>>>>>
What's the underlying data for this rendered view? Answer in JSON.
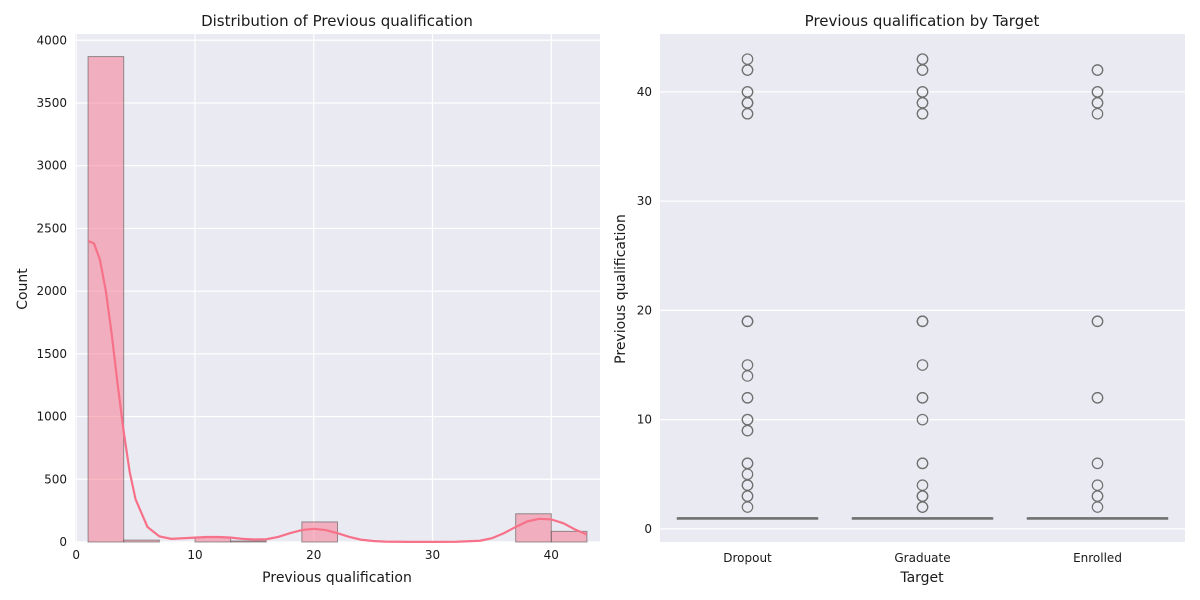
{
  "chart_data": [
    {
      "type": "bar",
      "title": "Distribution of Previous qualification",
      "xlabel": "Previous qualification",
      "ylabel": "Count",
      "xlim": [
        -0.1,
        44.1
      ],
      "ylim": [
        0,
        4050
      ],
      "xticks": [
        "0",
        "10",
        "20",
        "30",
        "40"
      ],
      "yticks": [
        "0",
        "500",
        "1000",
        "1500",
        "2000",
        "2500",
        "3000",
        "3500",
        "4000"
      ],
      "grid": true,
      "color": "#f77189",
      "bins": [
        {
          "x0": 1,
          "x1": 4,
          "count": 3870
        },
        {
          "x0": 4,
          "x1": 7,
          "count": 15
        },
        {
          "x0": 7,
          "x1": 10,
          "count": 0
        },
        {
          "x0": 10,
          "x1": 13,
          "count": 40
        },
        {
          "x0": 13,
          "x1": 16,
          "count": 8
        },
        {
          "x0": 16,
          "x1": 19,
          "count": 0
        },
        {
          "x0": 19,
          "x1": 22,
          "count": 160
        },
        {
          "x0": 22,
          "x1": 25,
          "count": 0
        },
        {
          "x0": 25,
          "x1": 28,
          "count": 0
        },
        {
          "x0": 28,
          "x1": 31,
          "count": 0
        },
        {
          "x0": 31,
          "x1": 34,
          "count": 0
        },
        {
          "x0": 34,
          "x1": 37,
          "count": 0
        },
        {
          "x0": 37,
          "x1": 40,
          "count": 225
        },
        {
          "x0": 40,
          "x1": 43,
          "count": 85
        }
      ],
      "kde": {
        "x": [
          1,
          1.5,
          2,
          2.5,
          3,
          3.5,
          4,
          4.5,
          5,
          6,
          7,
          8,
          9,
          10,
          11,
          12,
          13,
          14,
          15,
          16,
          17,
          18,
          19,
          20,
          21,
          22,
          23,
          24,
          25,
          26,
          28,
          30,
          32,
          34,
          35,
          36,
          37,
          38,
          39,
          40,
          41,
          42,
          43
        ],
        "y": [
          2400,
          2380,
          2250,
          2000,
          1650,
          1250,
          880,
          560,
          340,
          120,
          45,
          25,
          30,
          35,
          40,
          40,
          35,
          25,
          20,
          22,
          40,
          70,
          95,
          105,
          95,
          70,
          40,
          18,
          8,
          3,
          1,
          1,
          2,
          10,
          30,
          70,
          120,
          165,
          185,
          180,
          150,
          100,
          60
        ]
      }
    },
    {
      "type": "box",
      "title": "Previous qualification by Target",
      "xlabel": "Target",
      "ylabel": "Previous qualification",
      "categories": [
        "Dropout",
        "Graduate",
        "Enrolled"
      ],
      "ylim": [
        -1.2,
        45.3
      ],
      "yticks": [
        "0",
        "10",
        "20",
        "30",
        "40"
      ],
      "grid": true,
      "boxes": [
        {
          "q1": 1,
          "median": 1,
          "q3": 1,
          "whisker_low": 1,
          "whisker_high": 1,
          "outliers": [
            2,
            3,
            3,
            4,
            4,
            5,
            6,
            6,
            9,
            9,
            10,
            10,
            12,
            12,
            14,
            15,
            19,
            19,
            19,
            38,
            38,
            39,
            39,
            39,
            40,
            40,
            42,
            42,
            43
          ]
        },
        {
          "q1": 1,
          "median": 1,
          "q3": 1,
          "whisker_low": 1,
          "whisker_high": 1,
          "outliers": [
            2,
            2,
            3,
            3,
            3,
            4,
            6,
            6,
            10,
            12,
            12,
            15,
            19,
            19,
            19,
            38,
            38,
            39,
            39,
            40,
            40,
            42,
            42,
            43,
            43
          ]
        },
        {
          "q1": 1,
          "median": 1,
          "q3": 1,
          "whisker_low": 1,
          "whisker_high": 1,
          "outliers": [
            2,
            3,
            3,
            4,
            6,
            12,
            12,
            19,
            19,
            38,
            39,
            39,
            40,
            40,
            42,
            42
          ]
        }
      ]
    }
  ]
}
<<<<<
* [WRITTEN EXERCISE]
Work out how many lines in the records above contain the word "xlabel", and reply with that number alone.

* [THE RESULT]
2